SHORT EXERCISE :: Work through the data line by line, gathering every line that has the word "screenshot".

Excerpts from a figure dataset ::
________________

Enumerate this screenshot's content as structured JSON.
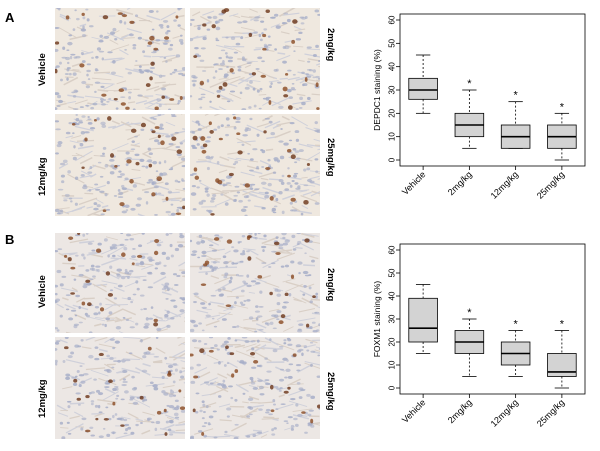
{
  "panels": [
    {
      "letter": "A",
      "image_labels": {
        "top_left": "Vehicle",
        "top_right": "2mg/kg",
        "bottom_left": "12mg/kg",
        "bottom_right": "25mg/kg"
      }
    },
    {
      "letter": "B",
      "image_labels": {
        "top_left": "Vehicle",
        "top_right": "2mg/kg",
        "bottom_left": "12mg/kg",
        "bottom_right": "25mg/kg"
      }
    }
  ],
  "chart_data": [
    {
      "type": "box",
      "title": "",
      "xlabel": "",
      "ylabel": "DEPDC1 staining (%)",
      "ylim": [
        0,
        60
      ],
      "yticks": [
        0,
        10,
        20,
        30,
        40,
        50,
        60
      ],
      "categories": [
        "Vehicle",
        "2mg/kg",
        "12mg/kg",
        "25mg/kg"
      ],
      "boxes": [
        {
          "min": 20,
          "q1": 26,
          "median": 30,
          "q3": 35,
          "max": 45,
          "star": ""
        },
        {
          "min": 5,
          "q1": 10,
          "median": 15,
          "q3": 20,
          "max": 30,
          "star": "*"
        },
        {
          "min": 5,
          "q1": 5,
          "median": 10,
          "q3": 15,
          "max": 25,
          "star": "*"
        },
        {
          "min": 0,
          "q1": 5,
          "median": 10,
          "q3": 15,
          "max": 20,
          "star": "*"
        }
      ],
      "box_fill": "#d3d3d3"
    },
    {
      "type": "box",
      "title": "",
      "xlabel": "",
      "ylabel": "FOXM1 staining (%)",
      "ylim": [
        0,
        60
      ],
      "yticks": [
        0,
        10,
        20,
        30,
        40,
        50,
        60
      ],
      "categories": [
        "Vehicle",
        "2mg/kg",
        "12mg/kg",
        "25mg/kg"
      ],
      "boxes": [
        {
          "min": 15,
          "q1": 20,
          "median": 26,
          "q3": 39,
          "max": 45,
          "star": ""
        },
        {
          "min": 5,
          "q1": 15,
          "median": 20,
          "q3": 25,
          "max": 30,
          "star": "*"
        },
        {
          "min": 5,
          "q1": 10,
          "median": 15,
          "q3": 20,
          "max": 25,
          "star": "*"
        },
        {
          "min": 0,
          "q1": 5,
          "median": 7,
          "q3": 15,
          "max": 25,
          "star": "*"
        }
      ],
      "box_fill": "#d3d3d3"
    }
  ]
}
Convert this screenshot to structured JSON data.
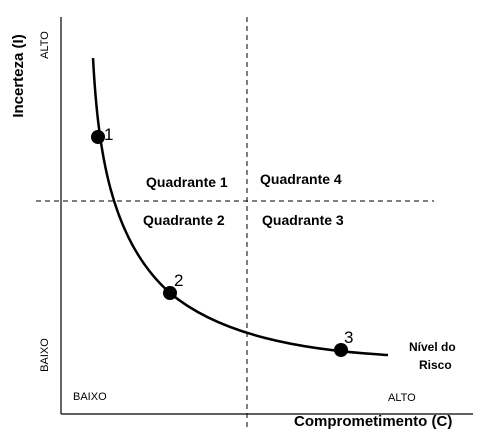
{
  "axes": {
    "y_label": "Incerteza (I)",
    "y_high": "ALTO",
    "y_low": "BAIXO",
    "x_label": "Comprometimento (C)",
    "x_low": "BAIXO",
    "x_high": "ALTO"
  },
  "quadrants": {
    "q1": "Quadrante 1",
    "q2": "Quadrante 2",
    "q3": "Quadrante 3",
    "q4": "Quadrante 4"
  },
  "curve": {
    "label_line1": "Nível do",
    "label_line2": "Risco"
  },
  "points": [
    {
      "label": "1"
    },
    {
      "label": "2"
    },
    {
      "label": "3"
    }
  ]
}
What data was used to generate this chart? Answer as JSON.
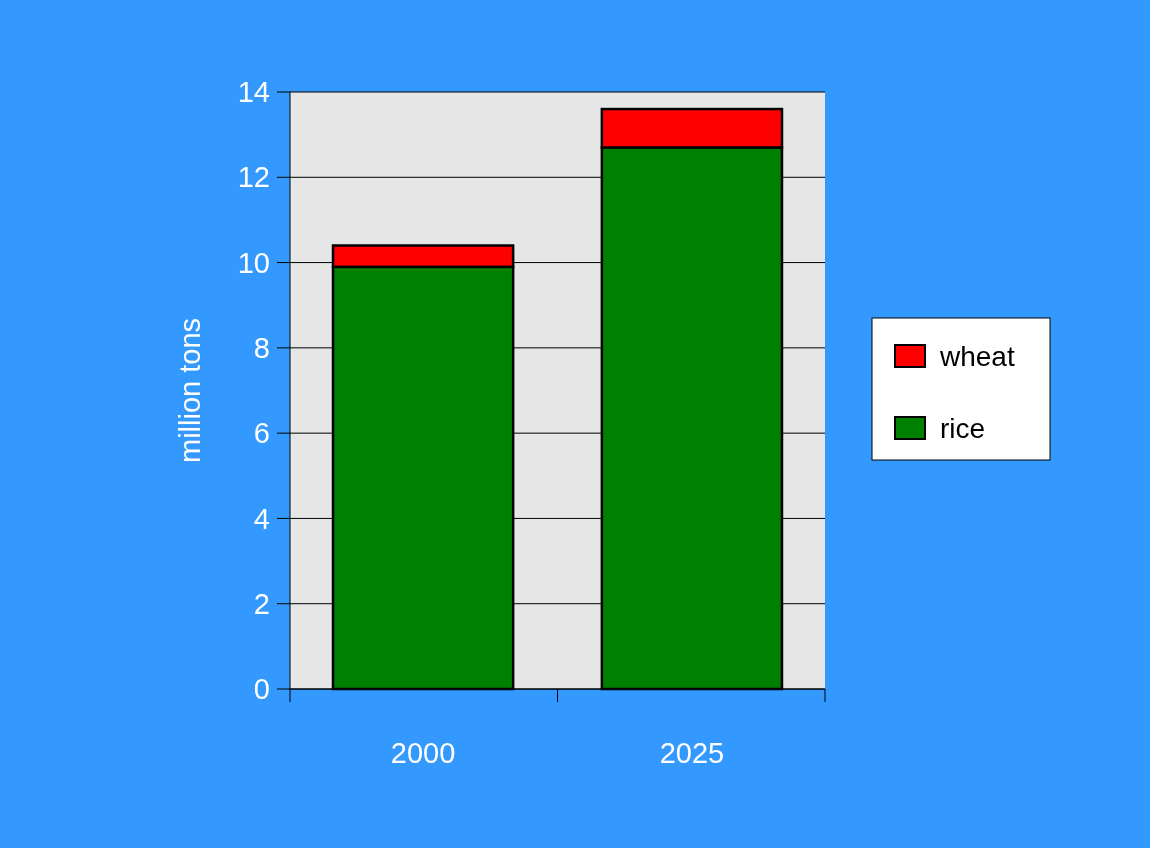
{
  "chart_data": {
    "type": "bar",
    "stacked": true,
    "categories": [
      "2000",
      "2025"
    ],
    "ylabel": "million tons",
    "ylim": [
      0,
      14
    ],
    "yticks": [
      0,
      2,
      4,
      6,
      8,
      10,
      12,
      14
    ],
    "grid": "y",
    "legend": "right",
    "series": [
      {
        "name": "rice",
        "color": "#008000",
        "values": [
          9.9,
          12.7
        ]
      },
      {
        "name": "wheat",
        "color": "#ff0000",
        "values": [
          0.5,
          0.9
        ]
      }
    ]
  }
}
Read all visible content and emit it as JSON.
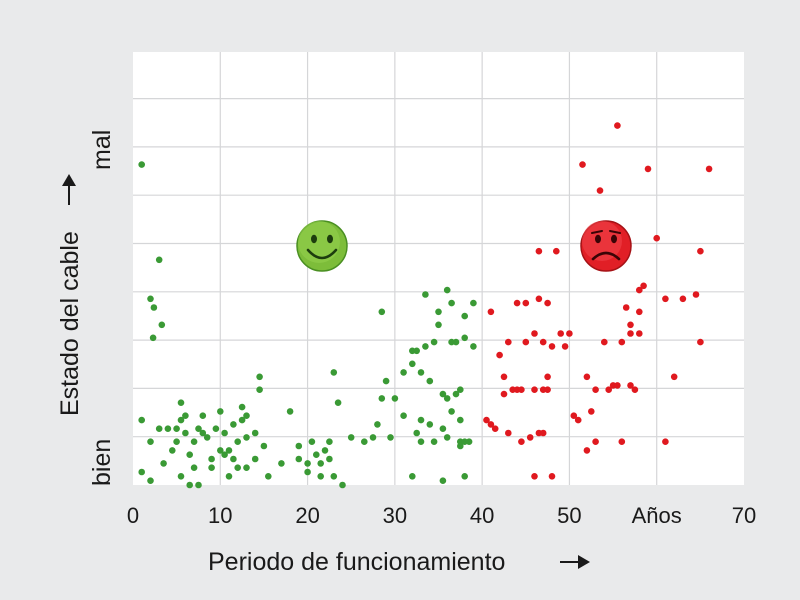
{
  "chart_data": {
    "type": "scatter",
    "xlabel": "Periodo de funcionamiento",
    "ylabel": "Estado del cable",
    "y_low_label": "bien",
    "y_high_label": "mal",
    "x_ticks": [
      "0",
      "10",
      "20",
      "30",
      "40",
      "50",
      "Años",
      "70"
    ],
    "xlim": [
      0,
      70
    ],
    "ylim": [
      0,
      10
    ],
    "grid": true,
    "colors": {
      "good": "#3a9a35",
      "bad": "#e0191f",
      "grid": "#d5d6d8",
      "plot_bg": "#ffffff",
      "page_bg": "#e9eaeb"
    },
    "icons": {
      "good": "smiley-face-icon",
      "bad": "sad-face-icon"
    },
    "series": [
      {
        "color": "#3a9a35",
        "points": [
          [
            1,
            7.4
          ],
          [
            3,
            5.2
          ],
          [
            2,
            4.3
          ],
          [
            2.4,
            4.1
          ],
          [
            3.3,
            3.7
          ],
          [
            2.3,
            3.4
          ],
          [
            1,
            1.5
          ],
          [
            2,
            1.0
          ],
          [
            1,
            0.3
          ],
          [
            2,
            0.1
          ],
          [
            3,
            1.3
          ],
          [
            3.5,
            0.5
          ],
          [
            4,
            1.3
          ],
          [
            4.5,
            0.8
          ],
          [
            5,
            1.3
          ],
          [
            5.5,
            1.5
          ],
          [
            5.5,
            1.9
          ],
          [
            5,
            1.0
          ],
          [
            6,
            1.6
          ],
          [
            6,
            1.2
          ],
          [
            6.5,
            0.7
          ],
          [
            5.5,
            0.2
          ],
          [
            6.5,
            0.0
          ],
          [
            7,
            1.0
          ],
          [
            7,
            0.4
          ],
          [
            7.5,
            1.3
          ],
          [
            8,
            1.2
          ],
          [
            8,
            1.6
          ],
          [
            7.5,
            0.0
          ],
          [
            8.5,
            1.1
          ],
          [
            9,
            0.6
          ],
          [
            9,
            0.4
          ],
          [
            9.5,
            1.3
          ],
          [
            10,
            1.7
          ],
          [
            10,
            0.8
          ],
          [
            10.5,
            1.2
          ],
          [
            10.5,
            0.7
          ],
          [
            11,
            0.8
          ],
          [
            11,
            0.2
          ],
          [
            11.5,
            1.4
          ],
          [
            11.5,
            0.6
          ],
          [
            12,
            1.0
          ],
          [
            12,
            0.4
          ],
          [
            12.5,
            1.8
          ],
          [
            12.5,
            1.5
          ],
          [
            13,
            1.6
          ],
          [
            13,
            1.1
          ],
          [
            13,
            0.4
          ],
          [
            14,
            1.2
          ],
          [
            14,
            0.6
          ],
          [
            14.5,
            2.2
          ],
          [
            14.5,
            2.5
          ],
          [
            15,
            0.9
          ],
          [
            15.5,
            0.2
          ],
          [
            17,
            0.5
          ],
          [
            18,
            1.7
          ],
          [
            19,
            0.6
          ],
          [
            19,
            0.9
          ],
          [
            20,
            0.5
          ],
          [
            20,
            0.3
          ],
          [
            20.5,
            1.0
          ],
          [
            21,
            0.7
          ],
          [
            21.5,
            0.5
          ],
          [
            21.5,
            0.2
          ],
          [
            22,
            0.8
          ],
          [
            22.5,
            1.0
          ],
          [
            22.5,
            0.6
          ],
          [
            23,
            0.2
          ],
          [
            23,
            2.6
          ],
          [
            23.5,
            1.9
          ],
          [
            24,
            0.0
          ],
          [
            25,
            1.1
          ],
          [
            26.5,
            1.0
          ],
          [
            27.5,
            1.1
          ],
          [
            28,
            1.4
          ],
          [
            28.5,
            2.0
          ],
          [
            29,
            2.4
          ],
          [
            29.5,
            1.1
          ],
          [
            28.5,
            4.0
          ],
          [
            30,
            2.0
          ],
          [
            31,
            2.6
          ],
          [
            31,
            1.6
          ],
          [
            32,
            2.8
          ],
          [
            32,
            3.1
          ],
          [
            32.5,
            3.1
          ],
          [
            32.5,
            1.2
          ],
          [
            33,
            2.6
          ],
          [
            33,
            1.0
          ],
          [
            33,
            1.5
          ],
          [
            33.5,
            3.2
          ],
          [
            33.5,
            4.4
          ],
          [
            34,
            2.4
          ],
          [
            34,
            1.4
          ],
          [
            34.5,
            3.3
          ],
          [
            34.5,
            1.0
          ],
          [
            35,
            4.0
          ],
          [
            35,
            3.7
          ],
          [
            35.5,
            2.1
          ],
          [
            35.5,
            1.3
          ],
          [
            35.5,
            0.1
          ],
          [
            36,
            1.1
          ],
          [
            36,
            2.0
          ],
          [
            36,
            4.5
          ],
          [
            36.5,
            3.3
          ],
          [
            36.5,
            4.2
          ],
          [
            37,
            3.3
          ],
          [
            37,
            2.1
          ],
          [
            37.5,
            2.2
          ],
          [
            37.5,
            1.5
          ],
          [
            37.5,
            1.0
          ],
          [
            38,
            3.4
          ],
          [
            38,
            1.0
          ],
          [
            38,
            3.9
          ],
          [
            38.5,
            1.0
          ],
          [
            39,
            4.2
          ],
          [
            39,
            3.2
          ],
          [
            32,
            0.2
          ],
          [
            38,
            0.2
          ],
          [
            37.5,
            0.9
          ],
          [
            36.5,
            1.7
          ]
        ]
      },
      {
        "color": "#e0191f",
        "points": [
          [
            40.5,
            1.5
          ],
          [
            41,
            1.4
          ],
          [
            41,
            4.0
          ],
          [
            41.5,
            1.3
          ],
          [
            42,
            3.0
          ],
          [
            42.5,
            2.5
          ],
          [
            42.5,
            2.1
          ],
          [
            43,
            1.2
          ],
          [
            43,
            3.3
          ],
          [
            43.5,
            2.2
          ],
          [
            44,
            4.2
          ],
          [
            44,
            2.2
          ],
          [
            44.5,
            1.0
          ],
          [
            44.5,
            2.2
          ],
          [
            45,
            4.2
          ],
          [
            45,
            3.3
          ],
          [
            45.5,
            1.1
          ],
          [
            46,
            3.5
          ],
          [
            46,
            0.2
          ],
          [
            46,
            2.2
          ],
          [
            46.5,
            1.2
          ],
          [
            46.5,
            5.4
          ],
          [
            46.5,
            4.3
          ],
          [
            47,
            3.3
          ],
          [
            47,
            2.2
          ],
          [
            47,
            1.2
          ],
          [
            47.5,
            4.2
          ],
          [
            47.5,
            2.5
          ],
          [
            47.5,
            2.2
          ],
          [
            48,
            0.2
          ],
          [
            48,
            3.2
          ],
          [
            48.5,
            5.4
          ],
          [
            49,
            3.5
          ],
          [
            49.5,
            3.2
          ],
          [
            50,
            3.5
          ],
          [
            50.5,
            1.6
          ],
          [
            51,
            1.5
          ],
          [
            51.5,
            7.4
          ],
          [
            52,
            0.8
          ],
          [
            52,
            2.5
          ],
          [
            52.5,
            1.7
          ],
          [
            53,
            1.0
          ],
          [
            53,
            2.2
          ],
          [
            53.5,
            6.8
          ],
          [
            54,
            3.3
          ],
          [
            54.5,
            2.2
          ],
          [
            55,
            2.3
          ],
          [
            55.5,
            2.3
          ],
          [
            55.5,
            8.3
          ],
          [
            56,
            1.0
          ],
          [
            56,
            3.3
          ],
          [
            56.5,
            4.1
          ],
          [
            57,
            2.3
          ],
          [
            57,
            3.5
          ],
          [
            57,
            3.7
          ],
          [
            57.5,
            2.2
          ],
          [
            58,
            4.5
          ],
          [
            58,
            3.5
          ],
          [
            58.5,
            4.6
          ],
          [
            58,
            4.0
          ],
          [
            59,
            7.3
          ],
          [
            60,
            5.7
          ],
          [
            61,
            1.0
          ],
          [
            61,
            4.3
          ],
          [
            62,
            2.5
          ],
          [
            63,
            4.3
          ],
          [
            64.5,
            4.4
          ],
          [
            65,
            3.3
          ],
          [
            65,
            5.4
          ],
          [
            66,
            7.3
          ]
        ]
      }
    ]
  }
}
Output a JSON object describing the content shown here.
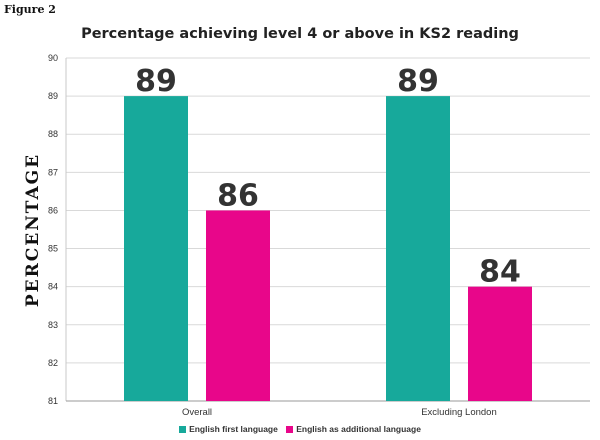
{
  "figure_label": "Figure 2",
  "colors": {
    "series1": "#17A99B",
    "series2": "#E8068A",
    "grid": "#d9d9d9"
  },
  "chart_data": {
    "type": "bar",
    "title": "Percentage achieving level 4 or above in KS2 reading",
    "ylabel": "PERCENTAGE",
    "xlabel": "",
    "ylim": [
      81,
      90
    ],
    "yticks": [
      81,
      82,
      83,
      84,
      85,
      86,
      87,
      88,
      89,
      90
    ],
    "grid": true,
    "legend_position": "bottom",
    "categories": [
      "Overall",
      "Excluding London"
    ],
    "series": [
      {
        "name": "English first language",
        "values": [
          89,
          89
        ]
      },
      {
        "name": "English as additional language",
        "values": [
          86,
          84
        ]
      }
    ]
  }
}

________________

TASK ANSWER ::
Enumerate this screenshot's content as structured JSON.
Convert this screenshot to structured JSON data.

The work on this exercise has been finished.